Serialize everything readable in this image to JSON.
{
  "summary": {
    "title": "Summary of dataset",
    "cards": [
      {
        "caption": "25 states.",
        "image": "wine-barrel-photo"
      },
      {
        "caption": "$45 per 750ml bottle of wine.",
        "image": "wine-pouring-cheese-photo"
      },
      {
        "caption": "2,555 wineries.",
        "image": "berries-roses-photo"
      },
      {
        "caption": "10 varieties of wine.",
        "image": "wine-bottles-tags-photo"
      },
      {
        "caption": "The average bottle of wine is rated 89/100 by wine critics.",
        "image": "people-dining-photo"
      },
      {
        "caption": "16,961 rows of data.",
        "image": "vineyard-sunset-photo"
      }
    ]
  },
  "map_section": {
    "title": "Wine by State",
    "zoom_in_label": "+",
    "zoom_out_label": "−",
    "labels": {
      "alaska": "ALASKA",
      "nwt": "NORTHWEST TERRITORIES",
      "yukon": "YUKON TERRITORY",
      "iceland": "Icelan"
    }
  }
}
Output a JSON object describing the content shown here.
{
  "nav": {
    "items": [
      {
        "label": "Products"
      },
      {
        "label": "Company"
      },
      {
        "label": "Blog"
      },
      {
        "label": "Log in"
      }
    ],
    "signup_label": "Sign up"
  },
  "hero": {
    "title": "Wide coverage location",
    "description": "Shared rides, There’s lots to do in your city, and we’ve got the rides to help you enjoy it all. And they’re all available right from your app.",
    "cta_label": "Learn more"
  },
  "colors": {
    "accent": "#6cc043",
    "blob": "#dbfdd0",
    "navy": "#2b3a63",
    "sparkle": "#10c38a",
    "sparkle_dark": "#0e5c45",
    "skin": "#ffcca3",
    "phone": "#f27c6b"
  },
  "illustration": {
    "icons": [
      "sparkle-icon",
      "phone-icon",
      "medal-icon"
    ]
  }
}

_Requirement_:
Identify each line in the entries with the word "JSON" and copy it.

_Reply to the exercise_:
Serialize everything readable in this image to JSON.
Output a JSON object describing the content shown here.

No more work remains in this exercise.